(Stored entries)
··········
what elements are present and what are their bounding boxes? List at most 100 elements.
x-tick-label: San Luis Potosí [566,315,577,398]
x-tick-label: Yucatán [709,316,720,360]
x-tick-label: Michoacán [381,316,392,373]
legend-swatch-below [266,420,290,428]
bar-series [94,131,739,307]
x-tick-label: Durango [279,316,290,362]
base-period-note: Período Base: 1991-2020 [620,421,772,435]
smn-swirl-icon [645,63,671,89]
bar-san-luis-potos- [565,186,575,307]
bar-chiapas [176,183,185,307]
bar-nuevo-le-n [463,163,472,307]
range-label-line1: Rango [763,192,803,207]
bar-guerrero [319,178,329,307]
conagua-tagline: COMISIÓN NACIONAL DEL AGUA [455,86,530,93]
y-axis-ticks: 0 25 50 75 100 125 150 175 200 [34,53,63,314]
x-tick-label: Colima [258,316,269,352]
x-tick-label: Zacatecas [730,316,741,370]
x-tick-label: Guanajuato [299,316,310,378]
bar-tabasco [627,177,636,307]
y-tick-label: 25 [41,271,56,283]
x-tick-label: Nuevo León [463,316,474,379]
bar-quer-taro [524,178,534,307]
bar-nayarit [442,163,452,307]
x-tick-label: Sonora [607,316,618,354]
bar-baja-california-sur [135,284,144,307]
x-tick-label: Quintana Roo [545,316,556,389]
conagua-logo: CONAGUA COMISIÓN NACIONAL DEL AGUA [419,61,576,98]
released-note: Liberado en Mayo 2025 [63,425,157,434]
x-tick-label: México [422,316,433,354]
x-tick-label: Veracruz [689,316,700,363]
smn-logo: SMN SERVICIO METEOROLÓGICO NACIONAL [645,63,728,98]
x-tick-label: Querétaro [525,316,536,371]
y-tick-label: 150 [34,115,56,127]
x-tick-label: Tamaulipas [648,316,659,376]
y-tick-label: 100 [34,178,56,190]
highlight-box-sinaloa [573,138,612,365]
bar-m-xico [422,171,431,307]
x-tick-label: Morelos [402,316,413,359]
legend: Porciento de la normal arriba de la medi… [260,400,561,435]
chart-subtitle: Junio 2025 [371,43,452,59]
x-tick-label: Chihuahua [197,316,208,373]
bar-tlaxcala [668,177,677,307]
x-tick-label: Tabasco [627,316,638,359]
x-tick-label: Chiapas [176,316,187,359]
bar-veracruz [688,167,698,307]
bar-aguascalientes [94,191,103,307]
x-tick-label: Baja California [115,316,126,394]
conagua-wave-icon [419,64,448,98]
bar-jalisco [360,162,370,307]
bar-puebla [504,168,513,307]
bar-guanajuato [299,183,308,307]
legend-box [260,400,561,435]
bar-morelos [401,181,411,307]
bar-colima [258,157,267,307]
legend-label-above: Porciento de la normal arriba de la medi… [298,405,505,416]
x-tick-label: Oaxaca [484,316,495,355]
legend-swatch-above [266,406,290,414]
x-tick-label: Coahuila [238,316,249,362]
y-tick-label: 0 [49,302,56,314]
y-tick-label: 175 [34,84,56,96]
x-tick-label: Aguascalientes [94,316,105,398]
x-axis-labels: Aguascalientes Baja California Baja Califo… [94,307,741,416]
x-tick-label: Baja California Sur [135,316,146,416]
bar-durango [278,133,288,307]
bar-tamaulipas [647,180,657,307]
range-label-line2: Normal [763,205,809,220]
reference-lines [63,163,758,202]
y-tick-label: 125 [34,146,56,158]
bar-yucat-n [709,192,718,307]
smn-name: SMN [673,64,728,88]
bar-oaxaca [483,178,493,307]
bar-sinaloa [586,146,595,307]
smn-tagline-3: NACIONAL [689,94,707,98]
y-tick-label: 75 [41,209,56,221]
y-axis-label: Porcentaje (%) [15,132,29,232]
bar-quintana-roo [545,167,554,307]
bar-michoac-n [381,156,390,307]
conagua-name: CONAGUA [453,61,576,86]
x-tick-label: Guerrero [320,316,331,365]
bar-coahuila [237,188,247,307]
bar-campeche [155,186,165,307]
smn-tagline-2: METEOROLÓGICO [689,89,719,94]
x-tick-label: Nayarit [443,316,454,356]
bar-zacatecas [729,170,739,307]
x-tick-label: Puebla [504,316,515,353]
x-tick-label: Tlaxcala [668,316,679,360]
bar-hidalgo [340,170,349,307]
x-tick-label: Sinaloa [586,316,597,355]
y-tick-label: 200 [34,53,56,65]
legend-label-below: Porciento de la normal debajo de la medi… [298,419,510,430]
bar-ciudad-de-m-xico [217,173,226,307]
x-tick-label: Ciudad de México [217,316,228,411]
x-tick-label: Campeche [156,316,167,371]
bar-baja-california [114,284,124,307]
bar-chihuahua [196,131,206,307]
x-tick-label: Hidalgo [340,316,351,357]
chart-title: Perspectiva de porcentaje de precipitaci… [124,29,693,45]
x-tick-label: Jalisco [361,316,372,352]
··········
#### [Given request]
Copy all of the entries above word for word, keeping every line unchanged.

#### [Response to this task]
what elements are present and what are their bounding boxes? List at most 100 elements.
x-tick-label: San Luis Potosí [566,315,577,398]
x-tick-label: Yucatán [709,316,720,360]
x-tick-label: Michoacán [381,316,392,373]
legend-swatch-below [266,420,290,428]
bar-series [94,131,739,307]
x-tick-label: Durango [279,316,290,362]
base-period-note: Período Base: 1991-2020 [620,421,772,435]
smn-swirl-icon [645,63,671,89]
bar-san-luis-potos- [565,186,575,307]
bar-chiapas [176,183,185,307]
bar-nuevo-le-n [463,163,472,307]
range-label-line1: Rango [763,192,803,207]
bar-guerrero [319,178,329,307]
conagua-tagline: COMISIÓN NACIONAL DEL AGUA [455,86,530,93]
y-axis-ticks: 0 25 50 75 100 125 150 175 200 [34,53,63,314]
x-tick-label: Colima [258,316,269,352]
x-tick-label: Zacatecas [730,316,741,370]
x-tick-label: Guanajuato [299,316,310,378]
bar-tabasco [627,177,636,307]
y-tick-label: 25 [41,271,56,283]
x-tick-label: Nuevo León [463,316,474,379]
bar-quer-taro [524,178,534,307]
bar-nayarit [442,163,452,307]
x-tick-label: Sonora [607,316,618,354]
bar-baja-california-sur [135,284,144,307]
x-tick-label: Quintana Roo [545,316,556,389]
conagua-logo: CONAGUA COMISIÓN NACIONAL DEL AGUA [419,61,576,98]
released-note: Liberado en Mayo 2025 [63,425,157,434]
x-tick-label: México [422,316,433,354]
x-tick-label: Veracruz [689,316,700,363]
smn-logo: SMN SERVICIO METEOROLÓGICO NACIONAL [645,63,728,98]
x-tick-label: Querétaro [525,316,536,371]
y-tick-label: 150 [34,115,56,127]
x-tick-label: Tamaulipas [648,316,659,376]
y-tick-label: 100 [34,178,56,190]
highlight-box-sinaloa [573,138,612,365]
bar-m-xico [422,171,431,307]
x-tick-label: Morelos [402,316,413,359]
legend: Porciento de la normal arriba de la medi… [260,400,561,435]
chart-subtitle: Junio 2025 [371,43,452,59]
x-tick-label: Chihuahua [197,316,208,373]
bar-tlaxcala [668,177,677,307]
x-tick-label: Tabasco [627,316,638,359]
x-tick-label: Chiapas [176,316,187,359]
bar-veracruz [688,167,698,307]
bar-aguascalientes [94,191,103,307]
x-tick-label: Baja California [115,316,126,394]
conagua-wave-icon [419,64,448,98]
bar-jalisco [360,162,370,307]
bar-puebla [504,168,513,307]
bar-guanajuato [299,183,308,307]
legend-box [260,400,561,435]
bar-morelos [401,181,411,307]
bar-colima [258,157,267,307]
legend-label-above: Porciento de la normal arriba de la medi… [298,405,505,416]
x-tick-label: Oaxaca [484,316,495,355]
legend-swatch-above [266,406,290,414]
x-tick-label: Coahuila [238,316,249,362]
y-tick-label: 0 [49,302,56,314]
y-tick-label: 175 [34,84,56,96]
x-tick-label: Aguascalientes [94,316,105,398]
x-axis-labels: Aguascalientes Baja California Baja Califo… [94,307,741,416]
x-tick-label: Baja California Sur [135,316,146,416]
bar-durango [278,133,288,307]
bar-tamaulipas [647,180,657,307]
range-label-line2: Normal [763,205,809,220]
reference-lines [63,163,758,202]
y-tick-label: 125 [34,146,56,158]
bar-yucat-n [709,192,718,307]
smn-name: SMN [673,64,728,88]
bar-oaxaca [483,178,493,307]
bar-sinaloa [586,146,595,307]
smn-tagline-3: NACIONAL [689,94,707,98]
y-tick-label: 75 [41,209,56,221]
y-axis-label: Porcentaje (%) [15,132,29,232]
bar-quintana-roo [545,167,554,307]
bar-michoac-n [381,156,390,307]
conagua-name: CONAGUA [453,61,576,86]
x-tick-label: Guerrero [320,316,331,365]
bar-coahuila [237,188,247,307]
bar-campeche [155,186,165,307]
smn-tagline-2: METEOROLÓGICO [689,89,719,94]
x-tick-label: Nayarit [443,316,454,356]
bar-zacatecas [729,170,739,307]
x-tick-label: Puebla [504,316,515,353]
x-tick-label: Tlaxcala [668,316,679,360]
bar-hidalgo [340,170,349,307]
x-tick-label: Sinaloa [586,316,597,355]
y-tick-label: 200 [34,53,56,65]
legend-label-below: Porciento de la normal debajo de la medi… [298,419,510,430]
bar-ciudad-de-m-xico [217,173,226,307]
x-tick-label: Ciudad de México [217,316,228,411]
x-tick-label: Campeche [156,316,167,371]
bar-baja-california [114,284,124,307]
bar-chihuahua [196,131,206,307]
x-tick-label: Hidalgo [340,316,351,357]
chart-title: Perspectiva de porcentaje de precipitaci… [124,29,693,45]
x-tick-label: Jalisco [361,316,372,352]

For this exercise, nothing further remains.